Recorded data
..............................

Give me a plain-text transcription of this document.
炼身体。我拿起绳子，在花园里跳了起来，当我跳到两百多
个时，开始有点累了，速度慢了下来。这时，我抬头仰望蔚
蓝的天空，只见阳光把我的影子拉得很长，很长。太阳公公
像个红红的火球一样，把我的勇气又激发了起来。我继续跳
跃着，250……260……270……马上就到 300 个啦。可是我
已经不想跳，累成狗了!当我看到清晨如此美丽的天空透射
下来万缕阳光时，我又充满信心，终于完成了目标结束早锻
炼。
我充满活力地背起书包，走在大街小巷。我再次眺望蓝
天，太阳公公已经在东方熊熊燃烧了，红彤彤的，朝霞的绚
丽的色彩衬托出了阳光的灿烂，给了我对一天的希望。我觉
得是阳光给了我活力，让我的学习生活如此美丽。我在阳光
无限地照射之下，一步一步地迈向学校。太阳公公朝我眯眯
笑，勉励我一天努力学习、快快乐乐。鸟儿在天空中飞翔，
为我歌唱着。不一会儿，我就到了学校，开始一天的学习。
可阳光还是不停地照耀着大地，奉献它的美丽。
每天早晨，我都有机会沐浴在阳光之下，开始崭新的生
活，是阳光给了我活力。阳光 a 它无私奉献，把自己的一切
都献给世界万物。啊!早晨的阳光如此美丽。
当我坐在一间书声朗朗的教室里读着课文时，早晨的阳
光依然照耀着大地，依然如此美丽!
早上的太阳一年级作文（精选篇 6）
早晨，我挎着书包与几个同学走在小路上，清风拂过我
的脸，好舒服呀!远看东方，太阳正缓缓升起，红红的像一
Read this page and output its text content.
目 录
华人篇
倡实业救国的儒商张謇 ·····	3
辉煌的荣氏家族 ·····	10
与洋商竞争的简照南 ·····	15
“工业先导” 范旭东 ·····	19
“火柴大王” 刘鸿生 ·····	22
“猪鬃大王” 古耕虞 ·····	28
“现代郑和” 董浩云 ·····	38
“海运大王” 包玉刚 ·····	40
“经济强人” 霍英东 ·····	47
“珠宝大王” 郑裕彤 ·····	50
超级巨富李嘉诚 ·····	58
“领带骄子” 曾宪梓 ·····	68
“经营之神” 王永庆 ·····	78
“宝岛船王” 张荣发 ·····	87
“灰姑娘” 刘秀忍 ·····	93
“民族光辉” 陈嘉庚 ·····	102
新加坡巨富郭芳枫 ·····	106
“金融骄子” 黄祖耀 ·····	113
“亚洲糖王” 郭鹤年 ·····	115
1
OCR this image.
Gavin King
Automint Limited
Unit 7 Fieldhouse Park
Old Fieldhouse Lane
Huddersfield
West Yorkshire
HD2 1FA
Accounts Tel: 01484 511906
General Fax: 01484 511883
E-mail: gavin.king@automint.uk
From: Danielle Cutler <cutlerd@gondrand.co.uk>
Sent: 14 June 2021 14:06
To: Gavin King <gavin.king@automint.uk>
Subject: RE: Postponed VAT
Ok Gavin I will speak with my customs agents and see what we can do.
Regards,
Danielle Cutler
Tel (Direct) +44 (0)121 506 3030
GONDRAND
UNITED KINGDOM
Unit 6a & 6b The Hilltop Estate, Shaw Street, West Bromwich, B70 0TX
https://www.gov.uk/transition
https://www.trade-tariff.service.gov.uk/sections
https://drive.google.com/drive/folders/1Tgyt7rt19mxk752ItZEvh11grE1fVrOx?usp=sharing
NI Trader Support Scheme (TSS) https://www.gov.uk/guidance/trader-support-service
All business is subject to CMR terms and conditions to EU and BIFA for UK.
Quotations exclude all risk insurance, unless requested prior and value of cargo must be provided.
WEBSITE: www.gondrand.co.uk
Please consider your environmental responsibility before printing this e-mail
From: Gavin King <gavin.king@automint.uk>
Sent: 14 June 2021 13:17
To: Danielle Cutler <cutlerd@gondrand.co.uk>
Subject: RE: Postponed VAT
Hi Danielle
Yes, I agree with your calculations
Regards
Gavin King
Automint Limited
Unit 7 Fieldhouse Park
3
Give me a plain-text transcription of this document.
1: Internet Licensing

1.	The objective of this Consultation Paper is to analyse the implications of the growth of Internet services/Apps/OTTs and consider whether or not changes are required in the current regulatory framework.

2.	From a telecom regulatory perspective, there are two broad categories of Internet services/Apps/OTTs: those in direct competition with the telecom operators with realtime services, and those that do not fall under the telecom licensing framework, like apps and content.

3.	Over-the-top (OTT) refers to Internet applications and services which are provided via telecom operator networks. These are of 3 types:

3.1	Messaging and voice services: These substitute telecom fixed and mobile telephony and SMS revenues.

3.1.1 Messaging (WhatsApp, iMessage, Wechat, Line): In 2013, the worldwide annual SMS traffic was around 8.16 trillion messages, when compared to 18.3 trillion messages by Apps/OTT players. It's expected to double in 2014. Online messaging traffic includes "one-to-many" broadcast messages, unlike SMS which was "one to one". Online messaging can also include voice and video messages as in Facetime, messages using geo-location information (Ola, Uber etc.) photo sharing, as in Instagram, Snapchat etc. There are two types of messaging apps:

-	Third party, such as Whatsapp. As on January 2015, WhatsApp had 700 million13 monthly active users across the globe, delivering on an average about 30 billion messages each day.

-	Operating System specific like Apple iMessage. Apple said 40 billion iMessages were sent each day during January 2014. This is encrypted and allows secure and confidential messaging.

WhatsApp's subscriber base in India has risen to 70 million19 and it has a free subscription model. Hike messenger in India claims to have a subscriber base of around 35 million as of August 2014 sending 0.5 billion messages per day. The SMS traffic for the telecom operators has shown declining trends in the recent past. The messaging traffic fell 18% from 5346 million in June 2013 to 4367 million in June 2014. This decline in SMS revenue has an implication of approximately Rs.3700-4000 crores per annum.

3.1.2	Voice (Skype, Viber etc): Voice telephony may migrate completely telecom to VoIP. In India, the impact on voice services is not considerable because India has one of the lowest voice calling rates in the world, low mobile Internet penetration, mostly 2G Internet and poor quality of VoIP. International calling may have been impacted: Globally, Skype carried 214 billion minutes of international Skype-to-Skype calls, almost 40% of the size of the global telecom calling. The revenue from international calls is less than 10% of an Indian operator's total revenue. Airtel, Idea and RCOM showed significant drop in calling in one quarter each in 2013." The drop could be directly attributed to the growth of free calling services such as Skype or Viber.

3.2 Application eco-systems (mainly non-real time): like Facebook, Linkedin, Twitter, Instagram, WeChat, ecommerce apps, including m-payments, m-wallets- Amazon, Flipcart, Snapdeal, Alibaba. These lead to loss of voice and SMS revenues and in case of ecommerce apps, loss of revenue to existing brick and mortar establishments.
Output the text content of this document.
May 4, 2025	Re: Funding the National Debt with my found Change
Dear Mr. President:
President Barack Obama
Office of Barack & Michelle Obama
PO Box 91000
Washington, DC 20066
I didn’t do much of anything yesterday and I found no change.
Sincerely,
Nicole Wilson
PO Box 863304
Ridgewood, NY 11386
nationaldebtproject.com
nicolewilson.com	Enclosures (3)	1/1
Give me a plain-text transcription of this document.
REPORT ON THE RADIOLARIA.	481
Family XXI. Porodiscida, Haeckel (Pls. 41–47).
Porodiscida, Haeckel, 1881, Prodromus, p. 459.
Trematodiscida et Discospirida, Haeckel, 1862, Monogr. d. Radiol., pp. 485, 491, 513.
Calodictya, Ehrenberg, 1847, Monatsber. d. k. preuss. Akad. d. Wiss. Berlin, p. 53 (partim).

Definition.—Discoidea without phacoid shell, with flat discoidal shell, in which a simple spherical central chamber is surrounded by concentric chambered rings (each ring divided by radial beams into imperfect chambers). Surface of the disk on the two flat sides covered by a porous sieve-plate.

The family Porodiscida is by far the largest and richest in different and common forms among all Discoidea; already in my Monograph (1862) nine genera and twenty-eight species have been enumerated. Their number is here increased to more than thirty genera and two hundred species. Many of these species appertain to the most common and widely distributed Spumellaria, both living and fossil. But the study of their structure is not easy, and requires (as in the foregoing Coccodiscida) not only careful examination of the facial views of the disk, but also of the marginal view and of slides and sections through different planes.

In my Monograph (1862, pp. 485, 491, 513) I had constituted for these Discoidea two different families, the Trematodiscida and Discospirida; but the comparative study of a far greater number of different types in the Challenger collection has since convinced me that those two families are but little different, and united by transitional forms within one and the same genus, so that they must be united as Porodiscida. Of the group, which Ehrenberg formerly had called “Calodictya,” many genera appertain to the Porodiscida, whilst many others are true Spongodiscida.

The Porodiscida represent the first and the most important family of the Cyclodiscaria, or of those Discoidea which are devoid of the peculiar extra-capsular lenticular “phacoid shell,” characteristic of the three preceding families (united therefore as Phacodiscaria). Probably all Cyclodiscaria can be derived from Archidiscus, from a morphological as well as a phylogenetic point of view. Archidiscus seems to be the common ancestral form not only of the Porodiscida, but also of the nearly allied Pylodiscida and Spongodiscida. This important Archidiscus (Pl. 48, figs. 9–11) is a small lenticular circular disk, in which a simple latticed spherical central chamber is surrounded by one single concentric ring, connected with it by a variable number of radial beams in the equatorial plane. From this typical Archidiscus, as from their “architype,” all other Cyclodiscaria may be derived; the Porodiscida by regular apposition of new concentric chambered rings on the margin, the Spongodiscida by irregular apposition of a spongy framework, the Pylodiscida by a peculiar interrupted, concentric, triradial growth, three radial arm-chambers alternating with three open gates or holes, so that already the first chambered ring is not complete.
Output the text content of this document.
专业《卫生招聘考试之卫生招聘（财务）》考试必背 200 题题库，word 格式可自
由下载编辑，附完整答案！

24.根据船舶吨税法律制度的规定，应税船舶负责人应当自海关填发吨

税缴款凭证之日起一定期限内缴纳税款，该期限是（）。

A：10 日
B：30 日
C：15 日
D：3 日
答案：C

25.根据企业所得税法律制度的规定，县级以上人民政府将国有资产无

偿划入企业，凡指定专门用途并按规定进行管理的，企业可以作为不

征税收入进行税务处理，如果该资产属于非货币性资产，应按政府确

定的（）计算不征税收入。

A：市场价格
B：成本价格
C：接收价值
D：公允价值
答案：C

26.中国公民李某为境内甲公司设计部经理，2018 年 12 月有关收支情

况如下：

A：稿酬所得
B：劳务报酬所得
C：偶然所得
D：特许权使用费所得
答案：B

..............................

Write out every line of the entries that holds the word "operators".

2.	From a telecom regulatory perspective, there are two broad categories of Internet services/Apps/OTTs: those in direct competition with the telecom operators with realtime services, and those that do not fall under the telecom licensing framework, like apps and content.
WhatsApp's subscriber base in India has risen to 70 million19 and it has a free subscription model. Hike messenger in India claims to have a subscriber base of around 35 million as of August 2014 sending 0.5 billion messages per day. The SMS traffic for the telecom operators has shown declining trends in the recent past. The messaging traffic fell 18% from 5346 million in June 2013 to 4367 million in June 2014. This decline in SMS revenue has an implication of approximately Rs.3700-4000 crores per annum.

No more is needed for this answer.